In your copy, repeat the records exactly and leave out the pictures.

* Information shown:
<<<<
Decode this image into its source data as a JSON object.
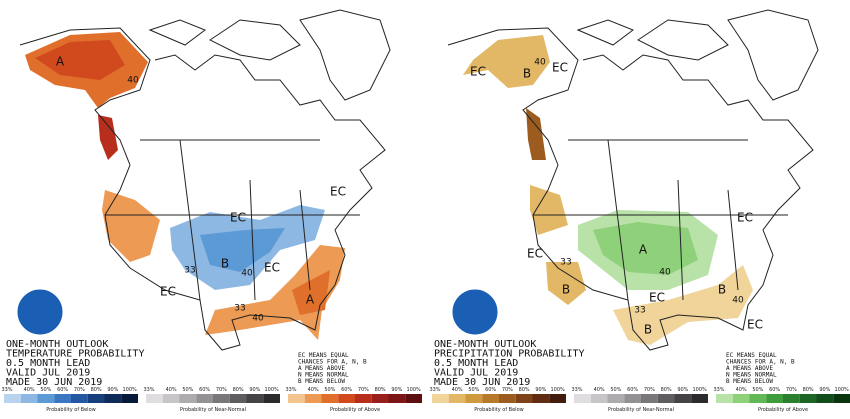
{
  "maps": [
    {
      "title_lines": [
        "ONE-MONTH OUTLOOK",
        "TEMPERATURE PROBABILITY",
        "0.5 MONTH LEAD",
        "VALID JUL 2019",
        "MADE 30 JUN 2019"
      ],
      "note_lines": [
        "EC MEANS EQUAL",
        "CHANCES FOR A, N, B",
        "A MEANS ABOVE",
        "N MEANS NORMAL",
        "B MEANS BELOW"
      ],
      "labels": [
        "A",
        "40",
        "EC",
        "EC",
        "B",
        "33",
        "40",
        "EC",
        "EC",
        "A",
        "33",
        "40"
      ],
      "legend": [
        {
          "caption": "Probability of Below",
          "ticks": [
            "33%",
            "40%",
            "50%",
            "60%",
            "70%",
            "80%",
            "90%",
            "100%"
          ],
          "colors": [
            "#b9d3ee",
            "#8db8e4",
            "#5c9ad6",
            "#3a76c2",
            "#2357a0",
            "#173f7c",
            "#0e2b5a",
            "#071a3a"
          ]
        },
        {
          "caption": "Probability of Near-Normal",
          "ticks": [
            "33%",
            "40%",
            "50%",
            "60%",
            "70%",
            "80%",
            "90%",
            "100%"
          ],
          "colors": [
            "#e0dde0",
            "#c8c5c8",
            "#aeabae",
            "#949194",
            "#7a777a",
            "#605d60",
            "#464346",
            "#2c2a2c"
          ]
        },
        {
          "caption": "Probability of Above",
          "ticks": [
            "33%",
            "40%",
            "50%",
            "60%",
            "70%",
            "80%",
            "90%",
            "100%"
          ],
          "colors": [
            "#f3c48e",
            "#ec9a54",
            "#e06f2c",
            "#d04a1e",
            "#b82e1c",
            "#9a1f1a",
            "#7c1616",
            "#5c0e10"
          ]
        }
      ]
    },
    {
      "title_lines": [
        "ONE-MONTH OUTLOOK",
        "PRECIPITATION PROBABILITY",
        "0.5 MONTH LEAD",
        "VALID JUL 2019",
        "MADE 30 JUN 2019"
      ],
      "note_lines": [
        "EC MEANS EQUAL",
        "CHANCES FOR A, N, B",
        "A MEANS ABOVE",
        "N MEANS NORMAL",
        "B MEANS BELOW"
      ],
      "labels": [
        "B",
        "40",
        "EC",
        "EC",
        "EC",
        "A",
        "40",
        "33",
        "B",
        "EC",
        "B",
        "40",
        "33",
        "B",
        "EC",
        "EC"
      ],
      "legend": [
        {
          "caption": "Probability of Below",
          "ticks": [
            "33%",
            "40%",
            "50%",
            "60%",
            "70%",
            "80%",
            "90%",
            "100%"
          ],
          "colors": [
            "#f0d49a",
            "#e2b866",
            "#cf9a3e",
            "#b87a2a",
            "#9c5c20",
            "#7e4218",
            "#602c12",
            "#421c0c"
          ]
        },
        {
          "caption": "Probability of Near-Normal",
          "ticks": [
            "33%",
            "40%",
            "50%",
            "60%",
            "70%",
            "80%",
            "90%",
            "100%"
          ],
          "colors": [
            "#e0dde0",
            "#c8c5c8",
            "#aeabae",
            "#949194",
            "#7a777a",
            "#605d60",
            "#464346",
            "#2c2a2c"
          ]
        },
        {
          "caption": "Probability of Above",
          "ticks": [
            "33%",
            "40%",
            "50%",
            "60%",
            "70%",
            "80%",
            "90%",
            "100%"
          ],
          "colors": [
            "#b9e2a8",
            "#8fd07a",
            "#62b855",
            "#3f9c3c",
            "#2a802e",
            "#1c6524",
            "#124c1a",
            "#0a3410"
          ]
        }
      ]
    }
  ]
}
>>>>
* Exercise output:
Decode this image into its source data as a JSON object.
{
  "maps": [
    {
      "title_lines": [
        "ONE-MONTH OUTLOOK",
        "TEMPERATURE PROBABILITY",
        "0.5 MONTH LEAD",
        "VALID JUL 2019",
        "MADE 30 JUN 2019"
      ],
      "note_lines": [
        "EC MEANS EQUAL",
        "CHANCES FOR A, N, B",
        "A MEANS ABOVE",
        "N MEANS NORMAL",
        "B MEANS BELOW"
      ],
      "labels": [
        "A",
        "40",
        "EC",
        "EC",
        "B",
        "33",
        "40",
        "EC",
        "EC",
        "A",
        "33",
        "40"
      ],
      "legend": [
        {
          "caption": "Probability of Below",
          "ticks": [
            "33%",
            "40%",
            "50%",
            "60%",
            "70%",
            "80%",
            "90%",
            "100%"
          ],
          "colors": [
            "#b9d3ee",
            "#8db8e4",
            "#5c9ad6",
            "#3a76c2",
            "#2357a0",
            "#173f7c",
            "#0e2b5a",
            "#071a3a"
          ]
        },
        {
          "caption": "Probability of Near-Normal",
          "ticks": [
            "33%",
            "40%",
            "50%",
            "60%",
            "70%",
            "80%",
            "90%",
            "100%"
          ],
          "colors": [
            "#e0dde0",
            "#c8c5c8",
            "#aeabae",
            "#949194",
            "#7a777a",
            "#605d60",
            "#464346",
            "#2c2a2c"
          ]
        },
        {
          "caption": "Probability of Above",
          "ticks": [
            "33%",
            "40%",
            "50%",
            "60%",
            "70%",
            "80%",
            "90%",
            "100%"
          ],
          "colors": [
            "#f3c48e",
            "#ec9a54",
            "#e06f2c",
            "#d04a1e",
            "#b82e1c",
            "#9a1f1a",
            "#7c1616",
            "#5c0e10"
          ]
        }
      ]
    },
    {
      "title_lines": [
        "ONE-MONTH OUTLOOK",
        "PRECIPITATION PROBABILITY",
        "0.5 MONTH LEAD",
        "VALID JUL 2019",
        "MADE 30 JUN 2019"
      ],
      "note_lines": [
        "EC MEANS EQUAL",
        "CHANCES FOR A, N, B",
        "A MEANS ABOVE",
        "N MEANS NORMAL",
        "B MEANS BELOW"
      ],
      "labels": [
        "B",
        "40",
        "EC",
        "EC",
        "EC",
        "A",
        "40",
        "33",
        "B",
        "EC",
        "B",
        "40",
        "33",
        "B",
        "EC",
        "EC"
      ],
      "legend": [
        {
          "caption": "Probability of Below",
          "ticks": [
            "33%",
            "40%",
            "50%",
            "60%",
            "70%",
            "80%",
            "90%",
            "100%"
          ],
          "colors": [
            "#f0d49a",
            "#e2b866",
            "#cf9a3e",
            "#b87a2a",
            "#9c5c20",
            "#7e4218",
            "#602c12",
            "#421c0c"
          ]
        },
        {
          "caption": "Probability of Near-Normal",
          "ticks": [
            "33%",
            "40%",
            "50%",
            "60%",
            "70%",
            "80%",
            "90%",
            "100%"
          ],
          "colors": [
            "#e0dde0",
            "#c8c5c8",
            "#aeabae",
            "#949194",
            "#7a777a",
            "#605d60",
            "#464346",
            "#2c2a2c"
          ]
        },
        {
          "caption": "Probability of Above",
          "ticks": [
            "33%",
            "40%",
            "50%",
            "60%",
            "70%",
            "80%",
            "90%",
            "100%"
          ],
          "colors": [
            "#b9e2a8",
            "#8fd07a",
            "#62b855",
            "#3f9c3c",
            "#2a802e",
            "#1c6524",
            "#124c1a",
            "#0a3410"
          ]
        }
      ]
    }
  ]
}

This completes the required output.